» **Given entries**

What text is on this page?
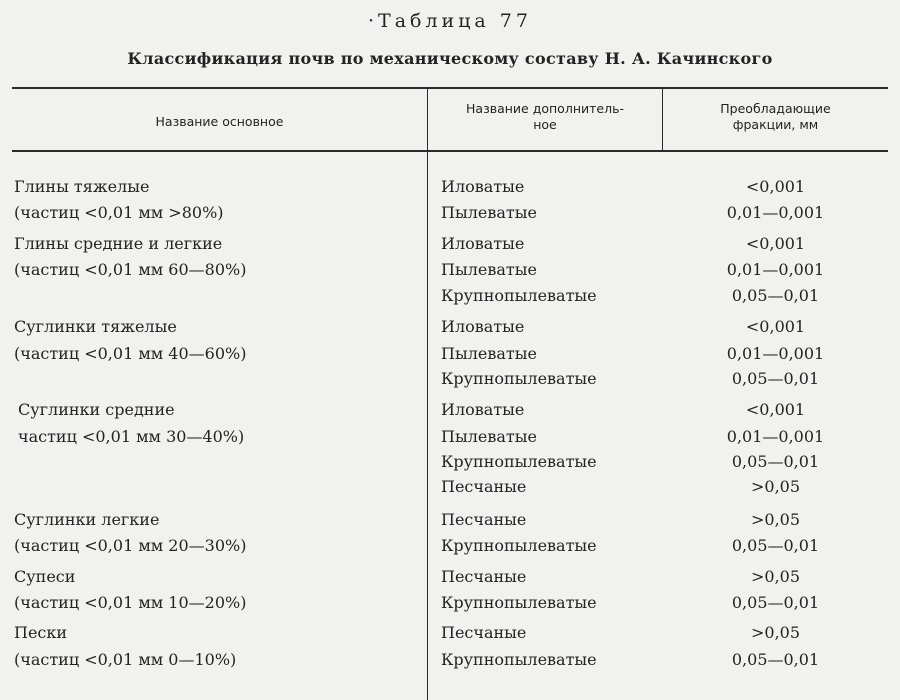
·Таблица 77
Классификация почв по механическому составу Н. А. Качинского
Название основное
Название дополнитель-
ное
Преобладающие
фракции, мм
Глины тяжелые
(частиц <0,01 мм >80%)
Иловатые
Пылеватые
<0,001
0,01—0,001
Глины средние и легкие
(частиц <0,01 мм 60—80%)
Иловатые
Пылеватые
Крупнопылеватые
<0,001
0,01—0,001
0,05—0,01
Суглинки тяжелые
(частиц <0,01 мм 40—60%)
Иловатые
Пылеватые
Крупнопылеватые
<0,001
0,01—0,001
0,05—0,01
Суглинки средние
частиц <0,01 мм 30—40%)
Иловатые
Пылеватые
Крупнопылеватые
Песчаные
<0,001
0,01—0,001
0,05—0,01
>0,05
Суглинки легкие
(частиц <0,01 мм 20—30%)
Песчаные
Крупнопылеватые
>0,05
0,05—0,01
Супеси
(частиц <0,01 мм 10—20%)
Песчаные
Крупнопылеватые
>0,05
0,05—0,01
Пески
(частиц <0,01 мм 0—10%)
Песчаные
Крупнопылеватые
>0,05
0,05—0,01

» **Exercise details**
All of the records need repeating exactly, except for the pictures.

» **Exercise response**
What text is on this page?
·Таблица 77
Классификация почв по механическому составу Н. А. Качинского
Название основное
Название дополнитель-
ное
Преобладающие
фракции, мм
Глины тяжелые
(частиц <0,01 мм >80%)
Иловатые
Пылеватые
<0,001
0,01—0,001
Глины средние и легкие
(частиц <0,01 мм 60—80%)
Иловатые
Пылеватые
Крупнопылеватые
<0,001
0,01—0,001
0,05—0,01
Суглинки тяжелые
(частиц <0,01 мм 40—60%)
Иловатые
Пылеватые
Крупнопылеватые
<0,001
0,01—0,001
0,05—0,01
Суглинки средние
частиц <0,01 мм 30—40%)
Иловатые
Пылеватые
Крупнопылеватые
Песчаные
<0,001
0,01—0,001
0,05—0,01
>0,05
Суглинки легкие
(частиц <0,01 мм 20—30%)
Песчаные
Крупнопылеватые
>0,05
0,05—0,01
Супеси
(частиц <0,01 мм 10—20%)
Песчаные
Крупнопылеватые
>0,05
0,05—0,01
Пески
(частиц <0,01 мм 0—10%)
Песчаные
Крупнопылеватые
>0,05
0,05—0,01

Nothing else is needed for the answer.